Copy everything from "Levin HS, Fletcher" down to "1996, Masson Editeur)" in the head injury study text below, word for word.

SELECTED TEXT

====

Levin HS, Fletcher JM, Kusnerik L, Kufera JA, Lilly MA, Duffy FF, Chapman S, Mendelsohn D, Bruce D. Cortex 1996; 32(3): 461-478.

Affiliation

Division of Neurosurgery, University of Maryland Medical System, Baltimore, USA.

Copyright

(Copyright © 1996, Masson Editeur)

DOI

unavailable

PMID

8886522

Abstract

The effects of closed head injury (CHI) severity (mild vs. severe) and age at injury were analyzed in a longitudinal study (3. 12 months postinjury) of semantic memory which used magnetic resonance imaging (MRI) to characterize focal brain lesions. Semantic memory was evaluated by word and category fluency, semantic verification, semantic clustering in word list recall, and vocabulary. Episodic memory was assessed by word list recall. Comparison of normal control (n = 104) data with the patients' data (n = 77) at 3 months postinjury disclosed semantic and episodic memory deficits in the severe CHI patients. Analysis of the longitudinal data revealed significant effects of age at injury for all of the semantic memory measures. The effects of injury severity were confined to the latency of verifying correct statements. Volume of left frontal and extrafrontal lesions was predictive of performance on several semantic memory measures, but less robust for right hemisphere lesions.

====

DATA

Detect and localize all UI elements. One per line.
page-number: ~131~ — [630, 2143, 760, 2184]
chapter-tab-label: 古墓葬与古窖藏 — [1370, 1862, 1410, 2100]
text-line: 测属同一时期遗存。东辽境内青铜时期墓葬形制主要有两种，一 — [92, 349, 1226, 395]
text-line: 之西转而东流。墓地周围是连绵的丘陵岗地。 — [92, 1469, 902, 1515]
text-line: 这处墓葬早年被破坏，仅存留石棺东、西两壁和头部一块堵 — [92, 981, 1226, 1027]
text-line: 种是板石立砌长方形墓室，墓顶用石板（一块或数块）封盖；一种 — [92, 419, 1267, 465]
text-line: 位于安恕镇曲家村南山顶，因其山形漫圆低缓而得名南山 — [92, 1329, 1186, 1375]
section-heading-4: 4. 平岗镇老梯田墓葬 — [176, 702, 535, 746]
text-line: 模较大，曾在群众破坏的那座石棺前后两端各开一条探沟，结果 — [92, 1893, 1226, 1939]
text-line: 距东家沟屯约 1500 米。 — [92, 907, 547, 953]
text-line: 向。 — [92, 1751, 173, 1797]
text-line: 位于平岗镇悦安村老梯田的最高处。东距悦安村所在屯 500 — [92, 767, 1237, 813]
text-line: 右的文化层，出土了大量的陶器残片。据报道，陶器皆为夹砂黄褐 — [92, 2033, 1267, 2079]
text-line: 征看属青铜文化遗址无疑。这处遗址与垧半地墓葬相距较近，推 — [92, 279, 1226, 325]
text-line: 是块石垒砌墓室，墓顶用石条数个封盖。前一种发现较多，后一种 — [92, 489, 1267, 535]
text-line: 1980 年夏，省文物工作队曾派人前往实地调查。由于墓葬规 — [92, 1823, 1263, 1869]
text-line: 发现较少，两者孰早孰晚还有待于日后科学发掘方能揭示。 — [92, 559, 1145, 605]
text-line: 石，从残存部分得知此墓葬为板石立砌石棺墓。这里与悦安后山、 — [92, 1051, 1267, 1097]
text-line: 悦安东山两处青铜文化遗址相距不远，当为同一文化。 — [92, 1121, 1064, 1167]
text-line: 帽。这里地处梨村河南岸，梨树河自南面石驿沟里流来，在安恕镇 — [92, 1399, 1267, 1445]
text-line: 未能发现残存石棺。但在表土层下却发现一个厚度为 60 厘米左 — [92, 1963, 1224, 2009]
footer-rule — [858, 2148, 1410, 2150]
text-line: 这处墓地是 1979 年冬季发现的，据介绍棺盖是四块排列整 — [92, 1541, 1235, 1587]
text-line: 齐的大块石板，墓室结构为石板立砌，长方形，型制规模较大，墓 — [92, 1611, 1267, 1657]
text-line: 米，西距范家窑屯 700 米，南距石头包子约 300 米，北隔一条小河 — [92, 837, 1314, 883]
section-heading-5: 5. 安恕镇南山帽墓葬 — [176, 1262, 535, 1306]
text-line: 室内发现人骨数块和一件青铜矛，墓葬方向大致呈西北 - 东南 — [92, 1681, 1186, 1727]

====

ANSWER TO THIS TASK
Levin HS, Fletcher JM, Kusnerik L, Kufera JA, Lilly MA, Duffy FF, Chapman S, Mendelsohn D, Bruce D. Cortex 1996; 32(3): 461-478.

Affiliation

Division of Neurosurgery, University of Maryland Medical System, Baltimore, USA.

Copyright

(Copyright © 1996, Masson Editeur)